[Dataset rows about figures]
[start]
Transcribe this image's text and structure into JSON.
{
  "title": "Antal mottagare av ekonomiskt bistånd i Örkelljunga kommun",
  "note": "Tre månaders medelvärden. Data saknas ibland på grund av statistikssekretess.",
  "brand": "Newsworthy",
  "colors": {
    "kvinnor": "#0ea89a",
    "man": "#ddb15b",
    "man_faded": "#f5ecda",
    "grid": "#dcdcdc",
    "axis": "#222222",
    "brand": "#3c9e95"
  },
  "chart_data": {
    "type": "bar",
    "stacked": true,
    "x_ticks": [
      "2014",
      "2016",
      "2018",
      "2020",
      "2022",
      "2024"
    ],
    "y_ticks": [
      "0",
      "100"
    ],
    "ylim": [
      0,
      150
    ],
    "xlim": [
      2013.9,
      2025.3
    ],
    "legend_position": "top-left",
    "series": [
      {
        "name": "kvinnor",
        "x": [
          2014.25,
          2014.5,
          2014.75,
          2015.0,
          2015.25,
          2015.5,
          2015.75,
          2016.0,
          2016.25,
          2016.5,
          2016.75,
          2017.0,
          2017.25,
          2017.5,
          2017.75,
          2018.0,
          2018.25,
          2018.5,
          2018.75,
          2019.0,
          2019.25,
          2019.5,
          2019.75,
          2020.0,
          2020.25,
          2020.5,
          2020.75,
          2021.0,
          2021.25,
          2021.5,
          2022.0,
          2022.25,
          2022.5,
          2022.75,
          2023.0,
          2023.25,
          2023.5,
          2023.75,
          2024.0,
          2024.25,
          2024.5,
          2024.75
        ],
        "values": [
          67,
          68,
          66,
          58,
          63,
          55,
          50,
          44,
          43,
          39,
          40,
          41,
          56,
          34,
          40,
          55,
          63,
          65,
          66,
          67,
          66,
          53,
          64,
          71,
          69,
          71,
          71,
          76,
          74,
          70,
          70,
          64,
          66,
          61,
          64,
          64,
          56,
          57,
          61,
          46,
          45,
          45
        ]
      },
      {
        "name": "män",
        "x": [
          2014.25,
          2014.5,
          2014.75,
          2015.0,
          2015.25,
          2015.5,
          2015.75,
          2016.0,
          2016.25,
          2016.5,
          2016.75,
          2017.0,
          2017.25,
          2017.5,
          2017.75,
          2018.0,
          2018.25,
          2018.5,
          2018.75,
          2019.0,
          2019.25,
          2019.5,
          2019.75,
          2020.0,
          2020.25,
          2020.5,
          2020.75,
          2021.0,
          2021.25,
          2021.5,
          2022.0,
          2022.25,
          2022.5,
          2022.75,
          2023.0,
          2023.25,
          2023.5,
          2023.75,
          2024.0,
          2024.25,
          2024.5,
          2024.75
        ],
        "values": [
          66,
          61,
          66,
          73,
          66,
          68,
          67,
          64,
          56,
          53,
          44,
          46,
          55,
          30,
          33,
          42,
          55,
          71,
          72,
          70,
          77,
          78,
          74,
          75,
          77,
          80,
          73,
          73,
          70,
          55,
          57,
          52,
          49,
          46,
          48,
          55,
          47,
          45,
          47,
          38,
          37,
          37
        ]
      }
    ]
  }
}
[end]
[start]
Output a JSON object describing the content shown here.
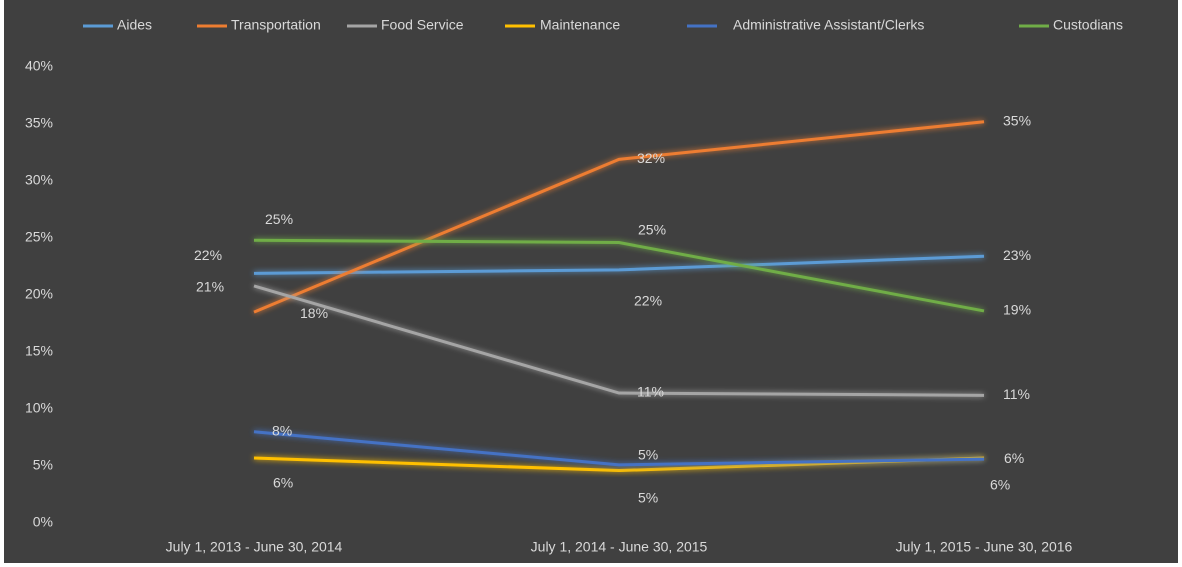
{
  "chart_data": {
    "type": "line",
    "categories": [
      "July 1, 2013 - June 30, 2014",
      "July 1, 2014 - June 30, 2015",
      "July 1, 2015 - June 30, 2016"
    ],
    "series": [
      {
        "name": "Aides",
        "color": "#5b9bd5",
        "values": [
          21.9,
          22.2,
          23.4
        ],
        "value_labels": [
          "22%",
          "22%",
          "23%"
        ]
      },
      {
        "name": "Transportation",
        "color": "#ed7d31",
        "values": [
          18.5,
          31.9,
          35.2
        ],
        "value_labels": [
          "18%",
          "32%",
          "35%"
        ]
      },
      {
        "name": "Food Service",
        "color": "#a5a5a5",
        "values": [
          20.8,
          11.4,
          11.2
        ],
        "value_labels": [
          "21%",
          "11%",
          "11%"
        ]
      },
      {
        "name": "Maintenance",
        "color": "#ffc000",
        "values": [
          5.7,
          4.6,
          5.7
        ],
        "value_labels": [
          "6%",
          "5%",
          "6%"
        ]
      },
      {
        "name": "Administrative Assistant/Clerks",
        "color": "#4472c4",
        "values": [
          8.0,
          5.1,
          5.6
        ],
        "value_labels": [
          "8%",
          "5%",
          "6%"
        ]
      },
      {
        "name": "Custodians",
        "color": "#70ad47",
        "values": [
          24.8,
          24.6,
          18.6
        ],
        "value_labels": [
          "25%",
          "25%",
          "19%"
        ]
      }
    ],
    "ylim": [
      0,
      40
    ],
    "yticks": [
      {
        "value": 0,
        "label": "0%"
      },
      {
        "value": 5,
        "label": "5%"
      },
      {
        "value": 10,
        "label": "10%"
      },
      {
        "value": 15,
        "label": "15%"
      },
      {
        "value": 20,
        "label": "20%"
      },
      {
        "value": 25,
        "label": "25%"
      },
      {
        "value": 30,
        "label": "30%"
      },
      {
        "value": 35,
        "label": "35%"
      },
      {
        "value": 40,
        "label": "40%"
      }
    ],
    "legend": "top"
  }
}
[end]
[start]
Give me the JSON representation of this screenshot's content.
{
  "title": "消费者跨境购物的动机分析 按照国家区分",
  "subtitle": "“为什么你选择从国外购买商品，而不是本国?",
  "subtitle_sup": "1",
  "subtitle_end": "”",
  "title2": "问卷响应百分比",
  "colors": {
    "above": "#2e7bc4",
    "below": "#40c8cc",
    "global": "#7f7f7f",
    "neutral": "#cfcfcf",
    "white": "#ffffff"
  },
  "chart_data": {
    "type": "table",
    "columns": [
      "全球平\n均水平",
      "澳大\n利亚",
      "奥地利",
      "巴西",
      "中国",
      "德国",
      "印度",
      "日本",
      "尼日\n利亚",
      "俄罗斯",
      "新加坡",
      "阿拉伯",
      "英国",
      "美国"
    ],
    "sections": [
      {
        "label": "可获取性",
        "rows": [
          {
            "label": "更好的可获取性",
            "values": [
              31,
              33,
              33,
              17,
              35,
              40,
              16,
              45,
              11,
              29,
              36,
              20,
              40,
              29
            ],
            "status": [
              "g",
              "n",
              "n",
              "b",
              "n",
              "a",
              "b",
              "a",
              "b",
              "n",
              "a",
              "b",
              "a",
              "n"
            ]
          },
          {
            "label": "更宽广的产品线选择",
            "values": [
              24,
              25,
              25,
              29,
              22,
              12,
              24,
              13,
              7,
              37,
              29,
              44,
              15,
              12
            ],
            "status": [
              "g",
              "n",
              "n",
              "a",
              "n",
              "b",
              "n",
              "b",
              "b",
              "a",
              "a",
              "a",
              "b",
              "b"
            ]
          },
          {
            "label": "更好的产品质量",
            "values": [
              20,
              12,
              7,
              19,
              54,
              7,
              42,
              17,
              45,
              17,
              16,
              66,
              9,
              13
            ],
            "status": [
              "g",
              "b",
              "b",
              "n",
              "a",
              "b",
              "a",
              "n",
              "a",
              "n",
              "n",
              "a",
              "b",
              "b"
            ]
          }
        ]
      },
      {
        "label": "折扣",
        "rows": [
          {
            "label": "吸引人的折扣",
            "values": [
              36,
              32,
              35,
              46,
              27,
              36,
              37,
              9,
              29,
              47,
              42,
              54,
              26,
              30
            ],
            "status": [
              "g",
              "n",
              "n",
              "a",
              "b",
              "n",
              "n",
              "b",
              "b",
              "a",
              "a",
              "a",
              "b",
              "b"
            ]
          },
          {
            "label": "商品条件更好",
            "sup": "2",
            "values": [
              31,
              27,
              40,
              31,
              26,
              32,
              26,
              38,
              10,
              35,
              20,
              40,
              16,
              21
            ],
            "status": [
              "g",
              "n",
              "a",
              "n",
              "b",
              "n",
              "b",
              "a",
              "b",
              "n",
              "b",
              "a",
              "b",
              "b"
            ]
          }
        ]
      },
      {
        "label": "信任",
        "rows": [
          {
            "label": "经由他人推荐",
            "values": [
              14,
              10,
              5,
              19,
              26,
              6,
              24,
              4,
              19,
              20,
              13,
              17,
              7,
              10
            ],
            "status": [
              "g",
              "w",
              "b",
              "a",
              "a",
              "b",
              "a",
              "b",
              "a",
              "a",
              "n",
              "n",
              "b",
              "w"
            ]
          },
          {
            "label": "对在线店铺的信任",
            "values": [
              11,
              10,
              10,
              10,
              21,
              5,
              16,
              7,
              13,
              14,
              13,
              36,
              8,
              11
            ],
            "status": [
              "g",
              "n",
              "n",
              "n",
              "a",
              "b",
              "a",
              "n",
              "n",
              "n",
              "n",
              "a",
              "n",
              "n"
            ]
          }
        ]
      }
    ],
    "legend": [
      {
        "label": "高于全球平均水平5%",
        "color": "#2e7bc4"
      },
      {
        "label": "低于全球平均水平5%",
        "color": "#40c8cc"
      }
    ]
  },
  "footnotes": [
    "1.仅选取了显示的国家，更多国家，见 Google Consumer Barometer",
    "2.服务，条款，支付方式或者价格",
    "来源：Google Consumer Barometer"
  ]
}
[end]
DO THIS.
Across the data, tally the lines containing "June" and give back the number alone.

EXERCISE RESULT.
3